WRITTEN EXERCISE
Could you write out the records below exactly as they appear?

Stored items from a collection

※

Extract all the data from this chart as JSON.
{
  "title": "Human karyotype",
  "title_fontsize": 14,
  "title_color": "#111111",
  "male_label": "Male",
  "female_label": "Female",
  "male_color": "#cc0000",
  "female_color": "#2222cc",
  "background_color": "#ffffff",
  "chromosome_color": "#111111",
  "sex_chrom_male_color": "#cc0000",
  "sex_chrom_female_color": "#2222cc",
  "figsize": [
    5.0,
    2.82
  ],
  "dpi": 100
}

※

ANSWER IN FULL
Extract all the data from this chart as JSON.
{
  "title": "Human karyotype",
  "title_fontsize": 14,
  "title_color": "#111111",
  "male_label": "Male",
  "female_label": "Female",
  "male_color": "#cc0000",
  "female_color": "#2222cc",
  "background_color": "#ffffff",
  "chromosome_color": "#111111",
  "sex_chrom_male_color": "#cc0000",
  "sex_chrom_female_color": "#2222cc",
  "figsize": [
    5.0,
    2.82
  ],
  "dpi": 100
}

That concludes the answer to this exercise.